Task brief — Go through the entries below and write each one out exactly.

Items —
--- begin ---
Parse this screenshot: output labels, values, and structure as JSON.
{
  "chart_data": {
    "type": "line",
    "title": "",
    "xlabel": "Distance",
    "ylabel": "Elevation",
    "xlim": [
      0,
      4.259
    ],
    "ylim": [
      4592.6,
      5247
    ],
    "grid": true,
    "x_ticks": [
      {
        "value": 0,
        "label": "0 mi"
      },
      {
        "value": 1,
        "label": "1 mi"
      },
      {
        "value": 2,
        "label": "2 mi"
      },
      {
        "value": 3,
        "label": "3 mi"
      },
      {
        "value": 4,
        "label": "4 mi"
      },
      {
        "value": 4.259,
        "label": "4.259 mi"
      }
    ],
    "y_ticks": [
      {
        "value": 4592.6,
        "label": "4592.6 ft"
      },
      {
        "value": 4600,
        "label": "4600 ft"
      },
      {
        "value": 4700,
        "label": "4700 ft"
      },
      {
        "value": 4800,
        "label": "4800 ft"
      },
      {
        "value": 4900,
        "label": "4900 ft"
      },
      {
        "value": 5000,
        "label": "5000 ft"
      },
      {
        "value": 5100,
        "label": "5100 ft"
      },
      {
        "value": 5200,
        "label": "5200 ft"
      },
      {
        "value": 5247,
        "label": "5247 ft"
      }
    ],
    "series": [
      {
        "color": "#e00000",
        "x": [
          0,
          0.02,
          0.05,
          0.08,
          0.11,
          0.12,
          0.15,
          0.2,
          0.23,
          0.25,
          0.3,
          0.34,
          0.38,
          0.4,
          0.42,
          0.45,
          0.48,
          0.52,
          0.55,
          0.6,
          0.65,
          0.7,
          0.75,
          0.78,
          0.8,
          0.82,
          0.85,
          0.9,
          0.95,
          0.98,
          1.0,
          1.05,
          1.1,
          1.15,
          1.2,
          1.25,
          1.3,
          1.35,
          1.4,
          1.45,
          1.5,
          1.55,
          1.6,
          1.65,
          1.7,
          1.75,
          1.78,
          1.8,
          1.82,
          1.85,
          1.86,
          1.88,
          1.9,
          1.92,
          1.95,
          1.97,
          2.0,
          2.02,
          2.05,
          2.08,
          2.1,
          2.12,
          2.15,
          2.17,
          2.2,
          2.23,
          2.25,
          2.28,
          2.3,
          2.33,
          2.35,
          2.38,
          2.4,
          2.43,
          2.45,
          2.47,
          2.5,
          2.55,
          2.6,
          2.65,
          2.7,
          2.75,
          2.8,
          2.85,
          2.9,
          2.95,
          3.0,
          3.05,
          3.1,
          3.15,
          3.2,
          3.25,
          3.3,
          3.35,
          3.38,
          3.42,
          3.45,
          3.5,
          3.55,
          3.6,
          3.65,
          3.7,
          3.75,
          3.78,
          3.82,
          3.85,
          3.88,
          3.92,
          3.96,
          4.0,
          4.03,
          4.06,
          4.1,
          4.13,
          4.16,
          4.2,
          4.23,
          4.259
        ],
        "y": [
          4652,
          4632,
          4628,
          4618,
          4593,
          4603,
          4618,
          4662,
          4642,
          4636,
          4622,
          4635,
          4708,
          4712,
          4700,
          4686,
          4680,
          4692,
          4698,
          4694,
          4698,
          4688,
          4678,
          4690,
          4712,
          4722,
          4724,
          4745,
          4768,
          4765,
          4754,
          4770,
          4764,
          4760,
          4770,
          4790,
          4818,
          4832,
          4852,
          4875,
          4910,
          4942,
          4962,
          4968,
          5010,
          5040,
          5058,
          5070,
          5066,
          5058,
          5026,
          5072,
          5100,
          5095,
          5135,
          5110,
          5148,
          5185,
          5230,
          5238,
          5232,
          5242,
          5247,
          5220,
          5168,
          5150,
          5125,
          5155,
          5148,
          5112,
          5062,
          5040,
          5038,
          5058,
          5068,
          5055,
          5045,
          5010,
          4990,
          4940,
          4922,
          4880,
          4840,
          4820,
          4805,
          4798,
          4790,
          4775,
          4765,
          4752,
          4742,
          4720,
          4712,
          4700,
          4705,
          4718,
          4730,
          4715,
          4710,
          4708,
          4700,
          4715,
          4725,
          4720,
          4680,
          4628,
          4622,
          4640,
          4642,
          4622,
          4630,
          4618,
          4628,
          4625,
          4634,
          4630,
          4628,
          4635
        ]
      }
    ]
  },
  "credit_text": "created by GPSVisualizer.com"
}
--- end ---
Written reply —
Parse this screenshot: output labels, values, and structure as JSON.
{
  "chart_data": {
    "type": "line",
    "title": "",
    "xlabel": "Distance",
    "ylabel": "Elevation",
    "xlim": [
      0,
      4.259
    ],
    "ylim": [
      4592.6,
      5247
    ],
    "grid": true,
    "x_ticks": [
      {
        "value": 0,
        "label": "0 mi"
      },
      {
        "value": 1,
        "label": "1 mi"
      },
      {
        "value": 2,
        "label": "2 mi"
      },
      {
        "value": 3,
        "label": "3 mi"
      },
      {
        "value": 4,
        "label": "4 mi"
      },
      {
        "value": 4.259,
        "label": "4.259 mi"
      }
    ],
    "y_ticks": [
      {
        "value": 4592.6,
        "label": "4592.6 ft"
      },
      {
        "value": 4600,
        "label": "4600 ft"
      },
      {
        "value": 4700,
        "label": "4700 ft"
      },
      {
        "value": 4800,
        "label": "4800 ft"
      },
      {
        "value": 4900,
        "label": "4900 ft"
      },
      {
        "value": 5000,
        "label": "5000 ft"
      },
      {
        "value": 5100,
        "label": "5100 ft"
      },
      {
        "value": 5200,
        "label": "5200 ft"
      },
      {
        "value": 5247,
        "label": "5247 ft"
      }
    ],
    "series": [
      {
        "color": "#e00000",
        "x": [
          0,
          0.02,
          0.05,
          0.08,
          0.11,
          0.12,
          0.15,
          0.2,
          0.23,
          0.25,
          0.3,
          0.34,
          0.38,
          0.4,
          0.42,
          0.45,
          0.48,
          0.52,
          0.55,
          0.6,
          0.65,
          0.7,
          0.75,
          0.78,
          0.8,
          0.82,
          0.85,
          0.9,
          0.95,
          0.98,
          1.0,
          1.05,
          1.1,
          1.15,
          1.2,
          1.25,
          1.3,
          1.35,
          1.4,
          1.45,
          1.5,
          1.55,
          1.6,
          1.65,
          1.7,
          1.75,
          1.78,
          1.8,
          1.82,
          1.85,
          1.86,
          1.88,
          1.9,
          1.92,
          1.95,
          1.97,
          2.0,
          2.02,
          2.05,
          2.08,
          2.1,
          2.12,
          2.15,
          2.17,
          2.2,
          2.23,
          2.25,
          2.28,
          2.3,
          2.33,
          2.35,
          2.38,
          2.4,
          2.43,
          2.45,
          2.47,
          2.5,
          2.55,
          2.6,
          2.65,
          2.7,
          2.75,
          2.8,
          2.85,
          2.9,
          2.95,
          3.0,
          3.05,
          3.1,
          3.15,
          3.2,
          3.25,
          3.3,
          3.35,
          3.38,
          3.42,
          3.45,
          3.5,
          3.55,
          3.6,
          3.65,
          3.7,
          3.75,
          3.78,
          3.82,
          3.85,
          3.88,
          3.92,
          3.96,
          4.0,
          4.03,
          4.06,
          4.1,
          4.13,
          4.16,
          4.2,
          4.23,
          4.259
        ],
        "y": [
          4652,
          4632,
          4628,
          4618,
          4593,
          4603,
          4618,
          4662,
          4642,
          4636,
          4622,
          4635,
          4708,
          4712,
          4700,
          4686,
          4680,
          4692,
          4698,
          4694,
          4698,
          4688,
          4678,
          4690,
          4712,
          4722,
          4724,
          4745,
          4768,
          4765,
          4754,
          4770,
          4764,
          4760,
          4770,
          4790,
          4818,
          4832,
          4852,
          4875,
          4910,
          4942,
          4962,
          4968,
          5010,
          5040,
          5058,
          5070,
          5066,
          5058,
          5026,
          5072,
          5100,
          5095,
          5135,
          5110,
          5148,
          5185,
          5230,
          5238,
          5232,
          5242,
          5247,
          5220,
          5168,
          5150,
          5125,
          5155,
          5148,
          5112,
          5062,
          5040,
          5038,
          5058,
          5068,
          5055,
          5045,
          5010,
          4990,
          4940,
          4922,
          4880,
          4840,
          4820,
          4805,
          4798,
          4790,
          4775,
          4765,
          4752,
          4742,
          4720,
          4712,
          4700,
          4705,
          4718,
          4730,
          4715,
          4710,
          4708,
          4700,
          4715,
          4725,
          4720,
          4680,
          4628,
          4622,
          4640,
          4642,
          4622,
          4630,
          4618,
          4628,
          4625,
          4634,
          4630,
          4628,
          4635
        ]
      }
    ]
  },
  "credit_text": "created by GPSVisualizer.com"
}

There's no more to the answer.